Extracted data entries
________________________

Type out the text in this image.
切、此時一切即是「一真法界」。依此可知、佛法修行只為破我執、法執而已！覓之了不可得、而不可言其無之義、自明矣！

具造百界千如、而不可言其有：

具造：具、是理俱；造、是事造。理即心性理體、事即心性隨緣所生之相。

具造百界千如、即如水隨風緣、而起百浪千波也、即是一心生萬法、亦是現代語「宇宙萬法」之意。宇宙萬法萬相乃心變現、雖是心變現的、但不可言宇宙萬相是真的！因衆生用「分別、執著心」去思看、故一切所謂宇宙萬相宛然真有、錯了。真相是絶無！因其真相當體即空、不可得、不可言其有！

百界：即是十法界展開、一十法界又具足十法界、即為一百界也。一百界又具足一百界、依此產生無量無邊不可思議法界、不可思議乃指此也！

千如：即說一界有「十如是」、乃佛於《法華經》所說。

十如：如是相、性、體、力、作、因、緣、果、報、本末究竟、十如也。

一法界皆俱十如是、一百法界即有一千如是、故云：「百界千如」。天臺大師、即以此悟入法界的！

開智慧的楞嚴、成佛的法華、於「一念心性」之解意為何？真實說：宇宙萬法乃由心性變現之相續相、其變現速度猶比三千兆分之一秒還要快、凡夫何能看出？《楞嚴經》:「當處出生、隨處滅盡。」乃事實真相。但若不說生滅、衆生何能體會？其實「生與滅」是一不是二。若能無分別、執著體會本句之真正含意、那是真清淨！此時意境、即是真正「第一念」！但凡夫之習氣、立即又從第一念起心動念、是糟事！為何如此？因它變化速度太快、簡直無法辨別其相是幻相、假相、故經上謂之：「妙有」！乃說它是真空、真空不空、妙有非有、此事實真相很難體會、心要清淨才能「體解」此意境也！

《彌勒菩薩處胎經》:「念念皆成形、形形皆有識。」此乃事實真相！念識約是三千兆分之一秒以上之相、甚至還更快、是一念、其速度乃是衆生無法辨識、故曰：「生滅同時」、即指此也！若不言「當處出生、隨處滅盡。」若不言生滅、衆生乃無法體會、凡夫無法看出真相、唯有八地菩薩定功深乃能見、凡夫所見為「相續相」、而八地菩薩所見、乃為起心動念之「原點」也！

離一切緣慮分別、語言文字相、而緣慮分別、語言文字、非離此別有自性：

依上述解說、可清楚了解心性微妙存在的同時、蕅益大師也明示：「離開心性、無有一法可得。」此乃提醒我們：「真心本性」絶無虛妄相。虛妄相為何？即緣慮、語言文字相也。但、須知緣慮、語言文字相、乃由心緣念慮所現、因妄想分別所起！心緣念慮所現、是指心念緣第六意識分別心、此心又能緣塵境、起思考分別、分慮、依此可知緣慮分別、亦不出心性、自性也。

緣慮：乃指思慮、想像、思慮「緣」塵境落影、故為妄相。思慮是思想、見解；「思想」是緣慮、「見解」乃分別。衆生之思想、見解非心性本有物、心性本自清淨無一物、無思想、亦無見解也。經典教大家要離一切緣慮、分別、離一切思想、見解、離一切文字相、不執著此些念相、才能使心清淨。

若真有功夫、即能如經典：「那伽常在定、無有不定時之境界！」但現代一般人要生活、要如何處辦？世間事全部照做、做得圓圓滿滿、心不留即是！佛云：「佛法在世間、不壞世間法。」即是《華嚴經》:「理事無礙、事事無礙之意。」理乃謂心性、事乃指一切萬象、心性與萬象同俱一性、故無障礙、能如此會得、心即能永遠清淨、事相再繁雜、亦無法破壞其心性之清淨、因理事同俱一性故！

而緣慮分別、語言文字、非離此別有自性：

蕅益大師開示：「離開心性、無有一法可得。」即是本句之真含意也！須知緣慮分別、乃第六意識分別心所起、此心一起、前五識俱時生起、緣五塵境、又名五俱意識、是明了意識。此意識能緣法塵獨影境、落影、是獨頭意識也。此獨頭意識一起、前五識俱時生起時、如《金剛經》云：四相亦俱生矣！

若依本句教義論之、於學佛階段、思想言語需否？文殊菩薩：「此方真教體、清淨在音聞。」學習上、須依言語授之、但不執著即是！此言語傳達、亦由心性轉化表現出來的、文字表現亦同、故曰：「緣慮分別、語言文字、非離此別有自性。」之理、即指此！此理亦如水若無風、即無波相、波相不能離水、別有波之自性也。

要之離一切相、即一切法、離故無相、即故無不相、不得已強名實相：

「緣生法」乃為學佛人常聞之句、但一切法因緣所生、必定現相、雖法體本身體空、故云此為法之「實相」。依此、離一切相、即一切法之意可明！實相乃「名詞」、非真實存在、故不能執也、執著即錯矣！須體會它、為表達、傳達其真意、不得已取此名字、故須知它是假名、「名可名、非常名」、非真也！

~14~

________________________

To be done:
Extract every line containing the string "而緣慮分別" from the data above.

Finished answer:
離一切緣慮分別、語言文字相、而緣慮分別、語言文字、非離此別有自性：
而緣慮分別、語言文字、非離此別有自性：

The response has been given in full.